[Dataset entries]
§
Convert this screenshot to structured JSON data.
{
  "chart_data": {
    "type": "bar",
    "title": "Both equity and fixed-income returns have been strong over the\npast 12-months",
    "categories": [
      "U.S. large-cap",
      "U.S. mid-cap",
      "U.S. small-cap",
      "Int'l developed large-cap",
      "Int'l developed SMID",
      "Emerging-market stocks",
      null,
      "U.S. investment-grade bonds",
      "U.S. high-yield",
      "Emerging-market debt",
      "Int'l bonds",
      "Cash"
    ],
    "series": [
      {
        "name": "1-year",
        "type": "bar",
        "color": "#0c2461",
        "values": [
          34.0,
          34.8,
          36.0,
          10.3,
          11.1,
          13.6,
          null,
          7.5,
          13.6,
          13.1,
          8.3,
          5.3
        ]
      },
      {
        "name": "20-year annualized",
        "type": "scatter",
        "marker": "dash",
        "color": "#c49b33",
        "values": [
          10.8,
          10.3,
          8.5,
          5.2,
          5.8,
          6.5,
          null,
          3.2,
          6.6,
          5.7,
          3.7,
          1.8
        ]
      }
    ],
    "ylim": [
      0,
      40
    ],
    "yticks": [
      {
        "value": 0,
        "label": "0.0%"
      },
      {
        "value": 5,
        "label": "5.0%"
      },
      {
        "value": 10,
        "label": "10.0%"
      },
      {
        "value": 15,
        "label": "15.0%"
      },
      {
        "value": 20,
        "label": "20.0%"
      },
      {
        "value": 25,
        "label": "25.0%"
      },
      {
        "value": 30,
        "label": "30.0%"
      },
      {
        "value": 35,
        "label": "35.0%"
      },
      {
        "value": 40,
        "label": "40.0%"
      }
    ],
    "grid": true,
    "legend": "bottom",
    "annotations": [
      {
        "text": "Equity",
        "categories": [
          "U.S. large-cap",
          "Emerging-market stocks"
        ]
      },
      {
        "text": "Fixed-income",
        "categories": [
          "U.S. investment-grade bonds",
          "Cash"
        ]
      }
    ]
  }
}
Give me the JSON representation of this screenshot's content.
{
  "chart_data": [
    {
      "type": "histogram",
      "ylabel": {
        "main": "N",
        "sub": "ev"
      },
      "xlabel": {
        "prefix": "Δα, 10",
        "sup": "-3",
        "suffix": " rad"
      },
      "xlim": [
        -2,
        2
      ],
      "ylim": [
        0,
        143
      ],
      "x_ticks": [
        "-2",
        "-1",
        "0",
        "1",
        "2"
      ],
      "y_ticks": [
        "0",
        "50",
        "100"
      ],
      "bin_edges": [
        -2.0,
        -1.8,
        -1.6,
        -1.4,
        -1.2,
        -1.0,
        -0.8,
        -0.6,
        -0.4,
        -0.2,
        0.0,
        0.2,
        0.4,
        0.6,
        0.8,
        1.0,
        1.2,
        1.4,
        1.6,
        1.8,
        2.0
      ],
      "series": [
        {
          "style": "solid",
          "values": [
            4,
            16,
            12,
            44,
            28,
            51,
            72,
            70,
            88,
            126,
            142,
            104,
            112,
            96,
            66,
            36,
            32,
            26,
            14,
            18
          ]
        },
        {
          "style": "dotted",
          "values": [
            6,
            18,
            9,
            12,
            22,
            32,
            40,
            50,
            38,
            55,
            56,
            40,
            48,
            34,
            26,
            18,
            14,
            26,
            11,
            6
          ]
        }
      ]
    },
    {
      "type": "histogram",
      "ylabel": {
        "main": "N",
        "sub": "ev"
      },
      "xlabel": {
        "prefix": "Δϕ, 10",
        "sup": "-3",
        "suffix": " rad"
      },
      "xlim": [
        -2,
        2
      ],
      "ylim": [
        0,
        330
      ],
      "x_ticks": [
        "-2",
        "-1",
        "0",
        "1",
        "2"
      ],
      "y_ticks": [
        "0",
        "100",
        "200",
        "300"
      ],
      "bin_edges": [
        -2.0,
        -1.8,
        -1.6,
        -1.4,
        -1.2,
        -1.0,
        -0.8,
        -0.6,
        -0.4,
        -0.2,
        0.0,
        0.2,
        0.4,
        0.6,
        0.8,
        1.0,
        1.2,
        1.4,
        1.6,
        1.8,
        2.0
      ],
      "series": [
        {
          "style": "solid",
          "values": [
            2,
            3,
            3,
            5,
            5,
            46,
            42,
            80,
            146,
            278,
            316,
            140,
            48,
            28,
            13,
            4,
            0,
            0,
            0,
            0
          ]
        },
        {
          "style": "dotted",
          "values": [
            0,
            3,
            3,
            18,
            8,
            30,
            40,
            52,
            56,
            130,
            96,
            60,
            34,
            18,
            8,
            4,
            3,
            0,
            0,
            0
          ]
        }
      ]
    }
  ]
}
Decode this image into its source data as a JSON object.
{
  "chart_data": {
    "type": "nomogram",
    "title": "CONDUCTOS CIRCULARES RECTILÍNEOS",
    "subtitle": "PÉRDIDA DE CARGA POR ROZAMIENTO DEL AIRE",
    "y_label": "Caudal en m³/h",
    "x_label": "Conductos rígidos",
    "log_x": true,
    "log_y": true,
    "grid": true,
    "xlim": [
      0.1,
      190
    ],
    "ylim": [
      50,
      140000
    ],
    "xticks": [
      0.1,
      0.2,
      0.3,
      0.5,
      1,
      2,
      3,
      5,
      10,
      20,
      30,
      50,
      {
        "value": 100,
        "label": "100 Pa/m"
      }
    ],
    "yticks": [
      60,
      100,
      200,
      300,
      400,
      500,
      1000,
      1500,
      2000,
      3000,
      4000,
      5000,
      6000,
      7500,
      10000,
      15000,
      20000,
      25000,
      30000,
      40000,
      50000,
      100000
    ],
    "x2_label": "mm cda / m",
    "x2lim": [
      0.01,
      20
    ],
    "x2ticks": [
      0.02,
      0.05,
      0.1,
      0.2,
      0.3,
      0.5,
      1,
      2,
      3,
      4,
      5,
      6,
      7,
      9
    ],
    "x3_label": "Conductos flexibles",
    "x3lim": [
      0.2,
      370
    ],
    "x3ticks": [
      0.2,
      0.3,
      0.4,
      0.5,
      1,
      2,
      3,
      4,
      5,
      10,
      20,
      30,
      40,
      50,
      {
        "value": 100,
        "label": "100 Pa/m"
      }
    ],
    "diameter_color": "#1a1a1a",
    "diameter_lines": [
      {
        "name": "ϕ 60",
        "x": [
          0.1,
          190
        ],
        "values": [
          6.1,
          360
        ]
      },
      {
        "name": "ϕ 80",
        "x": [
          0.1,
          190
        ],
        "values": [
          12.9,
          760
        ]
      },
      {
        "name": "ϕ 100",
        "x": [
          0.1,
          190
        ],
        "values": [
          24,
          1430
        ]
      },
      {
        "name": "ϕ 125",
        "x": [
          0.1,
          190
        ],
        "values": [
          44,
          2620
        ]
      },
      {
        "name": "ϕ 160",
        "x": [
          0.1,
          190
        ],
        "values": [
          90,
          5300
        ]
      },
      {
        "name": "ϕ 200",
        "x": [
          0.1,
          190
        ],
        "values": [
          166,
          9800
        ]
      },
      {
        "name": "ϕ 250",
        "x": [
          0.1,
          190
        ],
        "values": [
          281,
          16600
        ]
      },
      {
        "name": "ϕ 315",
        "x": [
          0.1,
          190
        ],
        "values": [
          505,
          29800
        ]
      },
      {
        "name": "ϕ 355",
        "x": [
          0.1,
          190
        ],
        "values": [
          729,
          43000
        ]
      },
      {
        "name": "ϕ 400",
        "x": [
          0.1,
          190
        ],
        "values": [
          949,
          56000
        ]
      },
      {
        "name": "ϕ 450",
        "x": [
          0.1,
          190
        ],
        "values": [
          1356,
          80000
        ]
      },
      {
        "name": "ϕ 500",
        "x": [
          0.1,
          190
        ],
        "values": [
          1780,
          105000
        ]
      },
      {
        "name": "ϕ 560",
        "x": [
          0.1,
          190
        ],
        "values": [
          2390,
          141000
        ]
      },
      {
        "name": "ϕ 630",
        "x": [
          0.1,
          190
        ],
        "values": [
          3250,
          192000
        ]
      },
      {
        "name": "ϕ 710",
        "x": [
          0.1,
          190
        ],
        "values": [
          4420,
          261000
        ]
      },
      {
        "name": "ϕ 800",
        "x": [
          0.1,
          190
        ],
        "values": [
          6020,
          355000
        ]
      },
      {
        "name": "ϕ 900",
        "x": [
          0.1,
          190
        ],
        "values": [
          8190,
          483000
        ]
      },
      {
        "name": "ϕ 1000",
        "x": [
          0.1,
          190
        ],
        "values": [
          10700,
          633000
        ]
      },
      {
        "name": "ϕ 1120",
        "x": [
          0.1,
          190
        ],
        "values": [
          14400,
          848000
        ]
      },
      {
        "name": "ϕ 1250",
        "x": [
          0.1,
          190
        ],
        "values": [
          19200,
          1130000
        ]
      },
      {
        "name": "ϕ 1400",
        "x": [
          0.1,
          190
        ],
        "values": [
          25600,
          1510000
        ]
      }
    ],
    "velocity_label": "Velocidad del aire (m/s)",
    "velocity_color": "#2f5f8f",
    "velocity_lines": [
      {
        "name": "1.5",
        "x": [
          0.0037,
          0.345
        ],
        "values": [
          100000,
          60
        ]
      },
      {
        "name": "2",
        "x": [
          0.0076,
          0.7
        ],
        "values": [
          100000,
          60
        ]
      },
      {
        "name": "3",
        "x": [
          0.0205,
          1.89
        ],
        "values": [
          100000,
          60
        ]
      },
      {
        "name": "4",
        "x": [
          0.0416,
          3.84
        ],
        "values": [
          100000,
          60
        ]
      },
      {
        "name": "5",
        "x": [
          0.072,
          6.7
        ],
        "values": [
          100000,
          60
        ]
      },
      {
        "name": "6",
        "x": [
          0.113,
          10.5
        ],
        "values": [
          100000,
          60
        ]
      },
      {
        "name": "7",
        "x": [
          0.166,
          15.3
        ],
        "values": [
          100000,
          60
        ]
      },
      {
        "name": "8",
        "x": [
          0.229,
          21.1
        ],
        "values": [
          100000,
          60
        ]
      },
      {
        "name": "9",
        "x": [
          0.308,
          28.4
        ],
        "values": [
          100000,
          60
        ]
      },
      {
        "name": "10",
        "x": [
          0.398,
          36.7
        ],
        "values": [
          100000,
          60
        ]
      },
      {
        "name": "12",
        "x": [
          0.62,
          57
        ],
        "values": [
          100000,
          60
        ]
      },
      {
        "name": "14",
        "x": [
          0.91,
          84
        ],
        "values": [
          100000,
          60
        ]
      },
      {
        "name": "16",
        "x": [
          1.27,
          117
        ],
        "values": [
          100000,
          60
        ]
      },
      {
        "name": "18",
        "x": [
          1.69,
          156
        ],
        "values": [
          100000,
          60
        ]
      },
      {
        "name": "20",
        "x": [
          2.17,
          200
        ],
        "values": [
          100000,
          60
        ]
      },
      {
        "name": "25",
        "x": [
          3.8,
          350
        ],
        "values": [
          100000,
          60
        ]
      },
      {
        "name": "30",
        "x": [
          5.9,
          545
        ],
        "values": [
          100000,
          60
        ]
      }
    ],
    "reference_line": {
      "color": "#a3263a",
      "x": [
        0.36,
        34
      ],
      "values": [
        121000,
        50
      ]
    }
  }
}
§
▶ _WRITTEN PROBLEM_: Using the listing above, work out how many of its lines include "investment", and give only the result.

▶ _ANSWER TO THE TASK_: 2